**Trecho do documento:**
******************************
ACIAA defende a abertura total do comércio, com limites

O presidente da Associação Comercial de Araucária (ACIAA, Juscelino Katuragi, é um defensor da abertura total dos comércios, desde que sejam respeitadas todas as regras de prevenção determinadas pelas autoridades sanitárias. “Acho que deveria retornar se retomado o decreto mais flexível, abrindo tudo, inclusive liberando para eventos e outras atividades, é lógico que dentro de alguns limites. O problema é que nem todos têm aquela consciência coletiva, de que é importante orientar seus clientes a não se aglomerarem”, comentou.
******************************
Dados de reconhecimento da estrutura de documentos
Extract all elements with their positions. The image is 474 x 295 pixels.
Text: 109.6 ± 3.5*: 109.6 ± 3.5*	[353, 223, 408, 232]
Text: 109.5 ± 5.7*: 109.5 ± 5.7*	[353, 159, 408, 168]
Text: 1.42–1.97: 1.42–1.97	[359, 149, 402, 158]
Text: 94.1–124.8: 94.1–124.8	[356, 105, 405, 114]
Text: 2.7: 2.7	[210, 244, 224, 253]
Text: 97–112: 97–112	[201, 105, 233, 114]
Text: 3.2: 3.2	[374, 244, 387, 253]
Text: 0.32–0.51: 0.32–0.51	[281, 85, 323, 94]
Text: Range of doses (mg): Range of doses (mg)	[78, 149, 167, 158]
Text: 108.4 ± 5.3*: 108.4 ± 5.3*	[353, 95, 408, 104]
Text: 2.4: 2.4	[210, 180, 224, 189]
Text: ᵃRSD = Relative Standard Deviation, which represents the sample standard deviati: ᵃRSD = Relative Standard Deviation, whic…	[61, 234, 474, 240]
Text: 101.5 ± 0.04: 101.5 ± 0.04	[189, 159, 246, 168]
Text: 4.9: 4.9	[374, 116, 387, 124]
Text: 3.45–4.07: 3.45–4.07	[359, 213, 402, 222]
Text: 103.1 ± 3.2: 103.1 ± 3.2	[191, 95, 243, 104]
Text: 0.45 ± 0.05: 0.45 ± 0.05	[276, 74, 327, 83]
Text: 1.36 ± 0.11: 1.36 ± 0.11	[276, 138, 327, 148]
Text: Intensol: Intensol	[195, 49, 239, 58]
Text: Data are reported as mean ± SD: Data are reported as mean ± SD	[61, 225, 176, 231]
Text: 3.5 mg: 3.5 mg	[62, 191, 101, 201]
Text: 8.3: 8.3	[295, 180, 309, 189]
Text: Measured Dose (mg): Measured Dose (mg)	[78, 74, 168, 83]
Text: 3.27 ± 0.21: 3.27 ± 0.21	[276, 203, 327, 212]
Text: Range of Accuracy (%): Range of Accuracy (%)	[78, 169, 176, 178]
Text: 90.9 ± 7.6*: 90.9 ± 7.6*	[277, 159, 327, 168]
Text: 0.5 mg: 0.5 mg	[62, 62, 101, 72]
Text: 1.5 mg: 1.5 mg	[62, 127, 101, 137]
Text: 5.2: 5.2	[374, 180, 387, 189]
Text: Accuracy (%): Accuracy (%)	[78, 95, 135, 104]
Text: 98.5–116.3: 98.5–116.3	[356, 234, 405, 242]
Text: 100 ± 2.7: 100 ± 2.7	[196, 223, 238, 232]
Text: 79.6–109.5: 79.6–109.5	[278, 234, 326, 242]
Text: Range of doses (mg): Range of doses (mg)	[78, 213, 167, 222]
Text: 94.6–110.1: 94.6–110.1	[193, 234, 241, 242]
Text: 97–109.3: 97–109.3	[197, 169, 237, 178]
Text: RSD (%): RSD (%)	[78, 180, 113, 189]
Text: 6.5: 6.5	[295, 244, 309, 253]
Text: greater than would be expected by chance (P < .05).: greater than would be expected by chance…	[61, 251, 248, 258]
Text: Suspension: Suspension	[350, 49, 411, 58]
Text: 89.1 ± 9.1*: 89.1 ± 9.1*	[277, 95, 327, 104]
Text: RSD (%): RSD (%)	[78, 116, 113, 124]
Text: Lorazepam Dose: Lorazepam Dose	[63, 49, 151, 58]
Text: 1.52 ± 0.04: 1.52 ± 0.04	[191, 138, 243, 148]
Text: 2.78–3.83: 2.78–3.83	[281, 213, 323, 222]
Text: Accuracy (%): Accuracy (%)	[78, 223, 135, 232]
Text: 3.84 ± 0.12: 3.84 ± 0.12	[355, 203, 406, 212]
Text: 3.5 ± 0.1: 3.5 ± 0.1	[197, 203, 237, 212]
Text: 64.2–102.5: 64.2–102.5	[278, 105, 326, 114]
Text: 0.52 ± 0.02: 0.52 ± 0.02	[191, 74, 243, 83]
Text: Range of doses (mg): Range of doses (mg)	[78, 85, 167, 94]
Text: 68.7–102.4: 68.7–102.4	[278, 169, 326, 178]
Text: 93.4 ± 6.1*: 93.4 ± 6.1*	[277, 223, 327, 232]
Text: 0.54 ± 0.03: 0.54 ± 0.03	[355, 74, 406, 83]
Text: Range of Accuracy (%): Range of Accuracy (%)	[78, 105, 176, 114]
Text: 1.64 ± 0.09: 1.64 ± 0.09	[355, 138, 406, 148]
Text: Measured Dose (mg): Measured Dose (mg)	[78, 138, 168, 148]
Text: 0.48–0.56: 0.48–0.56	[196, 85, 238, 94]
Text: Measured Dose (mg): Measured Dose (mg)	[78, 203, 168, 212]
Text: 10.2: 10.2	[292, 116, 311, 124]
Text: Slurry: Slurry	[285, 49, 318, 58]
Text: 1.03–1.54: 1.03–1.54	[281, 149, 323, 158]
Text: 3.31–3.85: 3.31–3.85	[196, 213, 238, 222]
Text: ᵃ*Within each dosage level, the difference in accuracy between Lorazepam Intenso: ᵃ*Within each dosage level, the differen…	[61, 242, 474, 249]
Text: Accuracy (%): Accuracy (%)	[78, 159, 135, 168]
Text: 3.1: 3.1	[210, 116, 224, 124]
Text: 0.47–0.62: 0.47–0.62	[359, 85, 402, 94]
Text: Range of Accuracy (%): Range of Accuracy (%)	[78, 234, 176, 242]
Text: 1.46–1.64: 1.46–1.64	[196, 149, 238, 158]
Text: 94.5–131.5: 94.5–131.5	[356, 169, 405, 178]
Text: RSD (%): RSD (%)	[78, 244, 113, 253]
******************************
**Tarefa A:** Liste tudo o que, segundo a fala entre aspas no trecho do documento, deveria ser aberto ou liberado.
**Tarefa B:**
Responda com base no trecho do documento:
(i) Quem é o presidente da Associação Comercial de Araucária?
(ii) Sob qual condição ele defende a abertura total dos comércios?
(iii) Qual problema ele aponta em relação aos comerciantes?
**Tarefa C:**
Diga se cada afirmação concorda com o trecho do documento:
(i) O presidente defende a abertura sem nenhum limite.
(ii) Segundo o presidente, todos os comerciantes têm consciência coletiva.
(iii) O presidente defende a liberação de eventos.
Use somente o trecho do documento para responder.

**Resposta A:**
tudo
eventos
outras atividades

**Resposta B:**
(i) Juscelino Katuragi.
(ii) Desde que sejam respeitadas todas as regras de prevenção determinadas pelas autoridades sanitárias.
(iii) Nem todos têm a consciência coletiva de que é importante orientar seus clientes a não se aglomerarem.

**Resposta C:**
(i) Não: "é lógico que dentro de alguns limites"
(ii) Não: "nem todos têm aquela consciência coletiva"
(iii) Sim: "inclusive liberando para eventos e outras atividades"